TASK INPUT
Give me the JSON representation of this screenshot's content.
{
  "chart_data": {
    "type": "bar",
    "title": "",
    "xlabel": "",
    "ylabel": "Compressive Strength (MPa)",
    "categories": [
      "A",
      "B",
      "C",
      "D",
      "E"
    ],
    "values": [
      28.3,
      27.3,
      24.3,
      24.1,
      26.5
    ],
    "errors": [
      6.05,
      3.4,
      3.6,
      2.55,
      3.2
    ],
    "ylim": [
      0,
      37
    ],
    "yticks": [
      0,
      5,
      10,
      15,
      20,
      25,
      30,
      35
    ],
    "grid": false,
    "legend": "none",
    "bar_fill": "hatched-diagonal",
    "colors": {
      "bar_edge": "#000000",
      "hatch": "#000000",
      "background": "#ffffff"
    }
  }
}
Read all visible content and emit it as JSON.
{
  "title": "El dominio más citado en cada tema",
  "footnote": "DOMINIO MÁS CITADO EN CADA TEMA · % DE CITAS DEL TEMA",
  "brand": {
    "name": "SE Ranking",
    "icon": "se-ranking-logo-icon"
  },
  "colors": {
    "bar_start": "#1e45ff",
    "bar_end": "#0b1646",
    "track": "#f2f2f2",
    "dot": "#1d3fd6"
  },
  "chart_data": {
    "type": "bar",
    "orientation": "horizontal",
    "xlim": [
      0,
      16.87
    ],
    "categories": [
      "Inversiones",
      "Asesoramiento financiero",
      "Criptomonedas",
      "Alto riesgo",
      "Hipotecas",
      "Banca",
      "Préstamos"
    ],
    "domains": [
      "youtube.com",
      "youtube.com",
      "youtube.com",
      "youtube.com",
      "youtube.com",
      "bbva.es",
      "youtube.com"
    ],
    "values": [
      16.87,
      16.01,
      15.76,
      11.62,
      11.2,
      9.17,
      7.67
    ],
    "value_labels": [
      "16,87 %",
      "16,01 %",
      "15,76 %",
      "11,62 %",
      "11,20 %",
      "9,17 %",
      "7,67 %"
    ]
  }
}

GIVEN PROBLEM
Gather and copy every line of the data in which the string "title" is found.

RESULT
    "title": "",
  "title": "El dominio más citado en cada tema",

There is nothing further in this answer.